Information shown
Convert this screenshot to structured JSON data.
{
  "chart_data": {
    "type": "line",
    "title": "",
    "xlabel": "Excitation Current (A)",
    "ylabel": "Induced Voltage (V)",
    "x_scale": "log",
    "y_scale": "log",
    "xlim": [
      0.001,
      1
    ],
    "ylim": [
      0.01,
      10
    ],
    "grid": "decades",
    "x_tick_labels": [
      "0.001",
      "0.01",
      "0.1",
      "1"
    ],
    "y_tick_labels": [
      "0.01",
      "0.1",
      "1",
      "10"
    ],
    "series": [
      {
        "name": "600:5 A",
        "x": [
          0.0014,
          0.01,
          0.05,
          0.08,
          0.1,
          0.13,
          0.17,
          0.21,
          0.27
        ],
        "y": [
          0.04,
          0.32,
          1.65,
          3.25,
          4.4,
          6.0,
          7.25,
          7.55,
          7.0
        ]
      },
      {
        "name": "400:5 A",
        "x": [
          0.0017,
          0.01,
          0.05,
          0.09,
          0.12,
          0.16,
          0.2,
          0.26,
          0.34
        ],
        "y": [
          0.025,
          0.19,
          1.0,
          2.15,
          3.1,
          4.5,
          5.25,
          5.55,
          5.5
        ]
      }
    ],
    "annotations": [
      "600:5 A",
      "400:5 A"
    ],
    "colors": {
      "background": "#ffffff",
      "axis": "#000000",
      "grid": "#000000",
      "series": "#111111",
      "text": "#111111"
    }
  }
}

Brief
Return all the data above once more, precisely as given.

Result
Convert this screenshot to structured JSON data.
{
  "chart_data": {
    "type": "line",
    "title": "",
    "xlabel": "Excitation Current (A)",
    "ylabel": "Induced Voltage (V)",
    "x_scale": "log",
    "y_scale": "log",
    "xlim": [
      0.001,
      1
    ],
    "ylim": [
      0.01,
      10
    ],
    "grid": "decades",
    "x_tick_labels": [
      "0.001",
      "0.01",
      "0.1",
      "1"
    ],
    "y_tick_labels": [
      "0.01",
      "0.1",
      "1",
      "10"
    ],
    "series": [
      {
        "name": "600:5 A",
        "x": [
          0.0014,
          0.01,
          0.05,
          0.08,
          0.1,
          0.13,
          0.17,
          0.21,
          0.27
        ],
        "y": [
          0.04,
          0.32,
          1.65,
          3.25,
          4.4,
          6.0,
          7.25,
          7.55,
          7.0
        ]
      },
      {
        "name": "400:5 A",
        "x": [
          0.0017,
          0.01,
          0.05,
          0.09,
          0.12,
          0.16,
          0.2,
          0.26,
          0.34
        ],
        "y": [
          0.025,
          0.19,
          1.0,
          2.15,
          3.1,
          4.5,
          5.25,
          5.55,
          5.5
        ]
      }
    ],
    "annotations": [
      "600:5 A",
      "400:5 A"
    ],
    "colors": {
      "background": "#ffffff",
      "axis": "#000000",
      "grid": "#000000",
      "series": "#111111",
      "text": "#111111"
    }
  }
}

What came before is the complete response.